### Problem description
Pick out and copy every line below that has the word "Deutsch".

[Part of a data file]
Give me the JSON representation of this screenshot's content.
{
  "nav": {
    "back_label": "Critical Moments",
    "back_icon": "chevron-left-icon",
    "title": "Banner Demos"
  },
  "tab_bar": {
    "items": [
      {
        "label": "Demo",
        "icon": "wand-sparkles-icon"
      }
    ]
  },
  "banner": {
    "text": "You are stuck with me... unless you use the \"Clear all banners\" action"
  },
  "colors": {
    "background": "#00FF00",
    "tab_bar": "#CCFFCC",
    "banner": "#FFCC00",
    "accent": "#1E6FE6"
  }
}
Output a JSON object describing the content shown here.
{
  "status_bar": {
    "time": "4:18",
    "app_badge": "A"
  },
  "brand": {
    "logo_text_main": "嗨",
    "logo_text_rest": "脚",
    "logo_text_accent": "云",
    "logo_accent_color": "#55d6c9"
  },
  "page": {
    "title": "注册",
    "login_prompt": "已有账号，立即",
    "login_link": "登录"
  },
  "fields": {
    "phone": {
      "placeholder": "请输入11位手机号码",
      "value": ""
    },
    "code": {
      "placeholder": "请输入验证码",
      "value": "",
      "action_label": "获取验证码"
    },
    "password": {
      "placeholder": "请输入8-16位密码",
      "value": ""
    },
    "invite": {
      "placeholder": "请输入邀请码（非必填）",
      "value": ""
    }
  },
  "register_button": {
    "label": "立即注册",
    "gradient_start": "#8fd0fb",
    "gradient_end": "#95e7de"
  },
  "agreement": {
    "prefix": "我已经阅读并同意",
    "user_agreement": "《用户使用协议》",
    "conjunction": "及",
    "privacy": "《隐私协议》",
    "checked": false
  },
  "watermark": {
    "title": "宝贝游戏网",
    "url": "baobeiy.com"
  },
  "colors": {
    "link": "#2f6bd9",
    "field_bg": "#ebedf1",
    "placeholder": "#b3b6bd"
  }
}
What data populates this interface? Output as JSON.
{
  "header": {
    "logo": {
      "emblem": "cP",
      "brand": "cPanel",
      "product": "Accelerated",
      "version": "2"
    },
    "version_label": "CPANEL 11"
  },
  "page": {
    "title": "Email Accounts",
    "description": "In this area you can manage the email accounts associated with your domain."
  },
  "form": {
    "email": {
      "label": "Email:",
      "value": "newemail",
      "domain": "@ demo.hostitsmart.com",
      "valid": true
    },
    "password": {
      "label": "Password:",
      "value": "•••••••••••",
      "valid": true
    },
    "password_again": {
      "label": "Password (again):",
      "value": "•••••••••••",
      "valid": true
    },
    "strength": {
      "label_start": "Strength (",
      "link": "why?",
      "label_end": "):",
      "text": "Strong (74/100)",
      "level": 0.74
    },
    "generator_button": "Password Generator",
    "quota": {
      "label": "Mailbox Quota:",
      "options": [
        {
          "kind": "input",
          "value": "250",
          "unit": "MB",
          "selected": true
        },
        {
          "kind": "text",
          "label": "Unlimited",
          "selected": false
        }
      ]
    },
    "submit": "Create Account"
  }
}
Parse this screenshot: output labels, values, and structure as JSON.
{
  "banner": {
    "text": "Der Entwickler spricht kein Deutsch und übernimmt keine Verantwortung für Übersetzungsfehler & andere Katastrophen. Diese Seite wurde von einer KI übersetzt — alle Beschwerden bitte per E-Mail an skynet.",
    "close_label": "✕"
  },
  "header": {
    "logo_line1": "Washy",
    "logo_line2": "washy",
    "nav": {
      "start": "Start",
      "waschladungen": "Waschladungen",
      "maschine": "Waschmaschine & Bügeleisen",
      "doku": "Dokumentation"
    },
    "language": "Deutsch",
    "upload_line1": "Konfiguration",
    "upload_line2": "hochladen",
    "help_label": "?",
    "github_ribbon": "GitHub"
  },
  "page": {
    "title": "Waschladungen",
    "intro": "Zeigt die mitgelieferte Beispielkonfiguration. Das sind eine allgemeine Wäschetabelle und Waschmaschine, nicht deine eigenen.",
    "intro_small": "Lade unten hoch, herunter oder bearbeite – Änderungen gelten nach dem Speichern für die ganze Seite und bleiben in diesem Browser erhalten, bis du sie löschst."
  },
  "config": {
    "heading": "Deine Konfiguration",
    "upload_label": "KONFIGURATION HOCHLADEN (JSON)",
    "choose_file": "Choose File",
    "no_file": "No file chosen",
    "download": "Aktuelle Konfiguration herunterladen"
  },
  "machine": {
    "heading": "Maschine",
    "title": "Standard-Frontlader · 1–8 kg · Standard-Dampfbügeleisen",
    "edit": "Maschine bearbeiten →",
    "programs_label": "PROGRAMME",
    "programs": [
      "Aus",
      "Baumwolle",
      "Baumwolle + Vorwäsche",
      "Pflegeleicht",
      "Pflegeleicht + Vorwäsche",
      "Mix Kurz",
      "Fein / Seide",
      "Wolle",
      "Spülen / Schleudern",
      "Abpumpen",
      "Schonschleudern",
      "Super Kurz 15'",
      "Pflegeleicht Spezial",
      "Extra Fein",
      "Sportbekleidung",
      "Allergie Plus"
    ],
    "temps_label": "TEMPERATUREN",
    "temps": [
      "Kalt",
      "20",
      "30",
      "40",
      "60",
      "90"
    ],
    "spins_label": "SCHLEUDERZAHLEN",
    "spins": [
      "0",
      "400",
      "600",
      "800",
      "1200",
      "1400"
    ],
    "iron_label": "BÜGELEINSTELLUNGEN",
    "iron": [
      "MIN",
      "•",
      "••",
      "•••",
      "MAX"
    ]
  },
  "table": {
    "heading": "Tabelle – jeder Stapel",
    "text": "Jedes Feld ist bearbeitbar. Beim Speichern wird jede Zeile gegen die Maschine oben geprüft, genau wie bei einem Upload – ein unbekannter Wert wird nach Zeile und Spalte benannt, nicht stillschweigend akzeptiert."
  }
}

### Finished task
    "text": "Der Entwickler spricht kein Deutsch und übernimmt keine Verantwortung für Übersetzungsfehler & andere Katastrophen. Diese Seite wurde von einer KI übersetzt — alle Beschwerden bitte per E-Mail an skynet.",
    "language": "Deutsch",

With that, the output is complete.